■ What to work on: Please write out the lines of the records as a numbered list, leaving out blank lines. Start with the first line of the records and end with the line containing "- data-point: [934, 132, 948, 146]", including both ends.

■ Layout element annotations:
────────────────────────────────────────

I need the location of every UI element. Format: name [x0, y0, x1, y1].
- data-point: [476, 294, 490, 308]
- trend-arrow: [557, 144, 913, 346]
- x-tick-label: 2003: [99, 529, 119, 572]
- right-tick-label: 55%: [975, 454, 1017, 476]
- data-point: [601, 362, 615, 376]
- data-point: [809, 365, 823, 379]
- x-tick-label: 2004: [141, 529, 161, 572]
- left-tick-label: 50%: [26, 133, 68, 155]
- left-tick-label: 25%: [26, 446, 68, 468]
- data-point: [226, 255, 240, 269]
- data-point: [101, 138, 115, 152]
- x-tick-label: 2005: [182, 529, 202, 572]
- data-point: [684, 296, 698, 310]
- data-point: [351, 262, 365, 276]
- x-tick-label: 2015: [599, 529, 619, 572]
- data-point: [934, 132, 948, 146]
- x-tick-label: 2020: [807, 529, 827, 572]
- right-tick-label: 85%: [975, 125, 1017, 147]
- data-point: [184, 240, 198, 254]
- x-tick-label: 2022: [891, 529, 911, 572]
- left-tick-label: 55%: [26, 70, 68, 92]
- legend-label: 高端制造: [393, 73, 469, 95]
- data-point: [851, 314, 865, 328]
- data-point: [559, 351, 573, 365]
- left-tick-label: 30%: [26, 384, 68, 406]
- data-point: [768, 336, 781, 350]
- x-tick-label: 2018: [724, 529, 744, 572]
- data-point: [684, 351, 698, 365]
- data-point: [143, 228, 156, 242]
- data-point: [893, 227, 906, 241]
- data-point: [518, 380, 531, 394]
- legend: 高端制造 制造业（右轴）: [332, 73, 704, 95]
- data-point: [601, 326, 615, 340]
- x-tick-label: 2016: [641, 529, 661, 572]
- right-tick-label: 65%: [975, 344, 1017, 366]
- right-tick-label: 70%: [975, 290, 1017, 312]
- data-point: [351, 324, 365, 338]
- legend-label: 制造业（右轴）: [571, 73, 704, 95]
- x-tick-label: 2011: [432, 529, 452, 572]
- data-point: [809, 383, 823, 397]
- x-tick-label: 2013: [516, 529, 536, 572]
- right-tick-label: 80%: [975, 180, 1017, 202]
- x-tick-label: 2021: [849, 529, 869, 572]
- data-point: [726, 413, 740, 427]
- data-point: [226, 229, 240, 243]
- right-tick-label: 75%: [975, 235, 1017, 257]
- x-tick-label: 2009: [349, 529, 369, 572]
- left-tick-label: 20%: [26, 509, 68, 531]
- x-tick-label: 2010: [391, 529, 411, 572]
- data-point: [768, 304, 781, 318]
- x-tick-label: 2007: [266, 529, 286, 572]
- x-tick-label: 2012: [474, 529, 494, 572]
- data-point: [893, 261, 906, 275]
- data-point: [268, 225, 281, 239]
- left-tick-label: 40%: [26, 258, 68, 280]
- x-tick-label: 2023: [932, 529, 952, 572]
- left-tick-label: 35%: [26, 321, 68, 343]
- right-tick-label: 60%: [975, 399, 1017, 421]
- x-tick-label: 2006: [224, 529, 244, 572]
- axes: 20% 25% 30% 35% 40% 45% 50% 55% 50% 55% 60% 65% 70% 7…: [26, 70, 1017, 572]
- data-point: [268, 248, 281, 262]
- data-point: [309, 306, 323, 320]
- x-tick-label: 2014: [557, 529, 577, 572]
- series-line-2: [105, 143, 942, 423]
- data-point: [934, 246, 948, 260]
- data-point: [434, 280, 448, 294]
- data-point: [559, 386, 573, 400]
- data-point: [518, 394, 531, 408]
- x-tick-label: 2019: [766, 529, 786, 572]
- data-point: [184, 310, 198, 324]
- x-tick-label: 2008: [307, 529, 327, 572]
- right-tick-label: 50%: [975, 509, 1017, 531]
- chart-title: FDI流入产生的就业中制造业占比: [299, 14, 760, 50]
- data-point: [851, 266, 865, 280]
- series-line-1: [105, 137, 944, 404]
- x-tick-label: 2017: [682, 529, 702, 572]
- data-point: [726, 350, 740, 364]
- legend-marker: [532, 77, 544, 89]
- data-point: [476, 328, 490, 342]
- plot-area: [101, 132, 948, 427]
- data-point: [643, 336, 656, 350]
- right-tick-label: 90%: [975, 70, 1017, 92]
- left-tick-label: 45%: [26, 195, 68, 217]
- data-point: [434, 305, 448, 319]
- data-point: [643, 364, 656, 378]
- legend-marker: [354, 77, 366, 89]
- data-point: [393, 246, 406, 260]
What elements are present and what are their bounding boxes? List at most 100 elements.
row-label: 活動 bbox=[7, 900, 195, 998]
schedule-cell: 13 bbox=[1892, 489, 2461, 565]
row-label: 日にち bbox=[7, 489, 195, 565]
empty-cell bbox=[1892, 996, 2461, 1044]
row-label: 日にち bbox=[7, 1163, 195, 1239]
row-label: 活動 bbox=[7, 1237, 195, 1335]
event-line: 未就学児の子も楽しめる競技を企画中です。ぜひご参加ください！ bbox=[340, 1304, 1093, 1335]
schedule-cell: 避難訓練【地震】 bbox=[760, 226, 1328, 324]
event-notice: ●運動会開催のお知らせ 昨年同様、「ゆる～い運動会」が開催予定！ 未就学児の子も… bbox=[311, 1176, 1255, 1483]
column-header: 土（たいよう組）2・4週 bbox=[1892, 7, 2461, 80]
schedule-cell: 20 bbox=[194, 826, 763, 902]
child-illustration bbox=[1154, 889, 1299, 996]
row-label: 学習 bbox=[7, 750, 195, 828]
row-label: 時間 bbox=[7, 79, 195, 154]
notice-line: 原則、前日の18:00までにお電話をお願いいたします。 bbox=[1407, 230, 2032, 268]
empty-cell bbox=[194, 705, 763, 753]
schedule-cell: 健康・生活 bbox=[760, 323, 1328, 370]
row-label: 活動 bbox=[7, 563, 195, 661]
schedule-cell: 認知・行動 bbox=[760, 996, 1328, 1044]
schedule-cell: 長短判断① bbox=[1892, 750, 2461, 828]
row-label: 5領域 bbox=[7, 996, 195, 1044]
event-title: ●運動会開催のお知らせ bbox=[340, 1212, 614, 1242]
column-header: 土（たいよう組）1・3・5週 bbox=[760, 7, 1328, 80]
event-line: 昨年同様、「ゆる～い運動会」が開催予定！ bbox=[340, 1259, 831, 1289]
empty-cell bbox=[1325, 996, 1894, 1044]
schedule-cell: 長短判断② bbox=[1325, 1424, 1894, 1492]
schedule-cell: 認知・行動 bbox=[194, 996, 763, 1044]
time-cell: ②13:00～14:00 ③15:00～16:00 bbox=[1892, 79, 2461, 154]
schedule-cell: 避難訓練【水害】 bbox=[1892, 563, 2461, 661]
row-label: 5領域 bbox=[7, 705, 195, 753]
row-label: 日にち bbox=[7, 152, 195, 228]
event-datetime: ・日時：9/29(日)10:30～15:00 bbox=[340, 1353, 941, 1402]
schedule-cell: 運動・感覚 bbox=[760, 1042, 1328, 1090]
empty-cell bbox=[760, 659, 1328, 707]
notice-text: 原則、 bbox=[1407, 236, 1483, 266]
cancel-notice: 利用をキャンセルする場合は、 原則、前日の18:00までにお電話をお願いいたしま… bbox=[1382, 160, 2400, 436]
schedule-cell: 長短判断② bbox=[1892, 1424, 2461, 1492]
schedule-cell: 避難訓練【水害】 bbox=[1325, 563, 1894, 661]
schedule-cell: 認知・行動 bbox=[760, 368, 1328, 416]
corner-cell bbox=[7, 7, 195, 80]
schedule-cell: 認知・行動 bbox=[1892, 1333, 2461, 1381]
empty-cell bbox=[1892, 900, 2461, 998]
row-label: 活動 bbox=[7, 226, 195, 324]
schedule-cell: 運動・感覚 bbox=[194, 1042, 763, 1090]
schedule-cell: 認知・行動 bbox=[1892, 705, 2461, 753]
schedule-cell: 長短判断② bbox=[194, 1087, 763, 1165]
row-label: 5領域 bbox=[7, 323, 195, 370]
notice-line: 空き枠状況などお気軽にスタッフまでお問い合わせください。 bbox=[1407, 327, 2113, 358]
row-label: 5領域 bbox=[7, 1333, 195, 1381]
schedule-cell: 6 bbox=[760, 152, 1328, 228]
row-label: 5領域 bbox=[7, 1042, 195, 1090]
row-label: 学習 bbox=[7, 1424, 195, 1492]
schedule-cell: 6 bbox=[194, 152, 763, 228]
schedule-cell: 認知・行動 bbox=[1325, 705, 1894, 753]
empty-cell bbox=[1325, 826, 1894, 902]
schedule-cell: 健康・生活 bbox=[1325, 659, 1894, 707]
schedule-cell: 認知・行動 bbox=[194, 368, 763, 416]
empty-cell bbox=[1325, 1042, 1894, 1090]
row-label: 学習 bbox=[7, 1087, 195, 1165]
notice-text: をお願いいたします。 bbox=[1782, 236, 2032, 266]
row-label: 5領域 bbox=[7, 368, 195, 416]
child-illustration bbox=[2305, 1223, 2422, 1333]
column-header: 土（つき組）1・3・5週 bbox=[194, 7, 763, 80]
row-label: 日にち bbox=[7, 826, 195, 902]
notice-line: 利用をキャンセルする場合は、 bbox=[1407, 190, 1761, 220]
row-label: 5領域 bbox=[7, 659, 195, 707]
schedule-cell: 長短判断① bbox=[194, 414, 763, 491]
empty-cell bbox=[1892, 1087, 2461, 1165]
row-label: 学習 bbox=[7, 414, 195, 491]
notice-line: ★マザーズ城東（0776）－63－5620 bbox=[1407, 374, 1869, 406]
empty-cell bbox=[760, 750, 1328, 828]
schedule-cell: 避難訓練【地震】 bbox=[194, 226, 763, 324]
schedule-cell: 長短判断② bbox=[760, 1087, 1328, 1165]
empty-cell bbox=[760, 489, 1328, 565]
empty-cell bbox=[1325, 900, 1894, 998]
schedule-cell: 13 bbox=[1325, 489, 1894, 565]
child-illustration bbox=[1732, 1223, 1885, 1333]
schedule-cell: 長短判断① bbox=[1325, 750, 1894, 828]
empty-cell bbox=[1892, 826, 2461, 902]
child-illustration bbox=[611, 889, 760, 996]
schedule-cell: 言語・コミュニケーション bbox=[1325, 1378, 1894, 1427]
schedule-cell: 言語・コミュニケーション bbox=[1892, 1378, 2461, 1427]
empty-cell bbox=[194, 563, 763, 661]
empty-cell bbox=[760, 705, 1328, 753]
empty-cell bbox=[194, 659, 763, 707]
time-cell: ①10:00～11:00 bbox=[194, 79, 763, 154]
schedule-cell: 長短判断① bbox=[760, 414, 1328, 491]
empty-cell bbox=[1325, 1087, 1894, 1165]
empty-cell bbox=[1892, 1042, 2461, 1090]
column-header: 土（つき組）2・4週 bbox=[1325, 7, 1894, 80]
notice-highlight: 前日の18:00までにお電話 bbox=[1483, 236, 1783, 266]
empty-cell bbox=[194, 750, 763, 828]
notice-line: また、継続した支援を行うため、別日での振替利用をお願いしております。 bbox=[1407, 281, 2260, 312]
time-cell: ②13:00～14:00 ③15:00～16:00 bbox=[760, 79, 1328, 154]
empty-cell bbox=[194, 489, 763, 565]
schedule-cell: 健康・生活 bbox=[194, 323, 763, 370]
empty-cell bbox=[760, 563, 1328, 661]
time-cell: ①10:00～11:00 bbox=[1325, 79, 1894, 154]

────────────────────────────────────────

■ Answer below:
1. I need the location of every UI element. Format: name [x0, y0, x1, y1].
2. - data-point: [476, 294, 490, 308]
3. - trend-arrow: [557, 144, 913, 346]
4. - x-tick-label: 2003: [99, 529, 119, 572]
5. - right-tick-label: 55%: [975, 454, 1017, 476]
6. - data-point: [601, 362, 615, 376]
7. - data-point: [809, 365, 823, 379]
8. - x-tick-label: 2004: [141, 529, 161, 572]
9. - left-tick-label: 50%: [26, 133, 68, 155]
10. - left-tick-label: 25%: [26, 446, 68, 468]
11. - data-point: [226, 255, 240, 269]
12. - data-point: [101, 138, 115, 152]
13. - x-tick-label: 2005: [182, 529, 202, 572]
14. - data-point: [684, 296, 698, 310]
15. - data-point: [351, 262, 365, 276]
16. - x-tick-label: 2015: [599, 529, 619, 572]
17. - data-point: [934, 132, 948, 146]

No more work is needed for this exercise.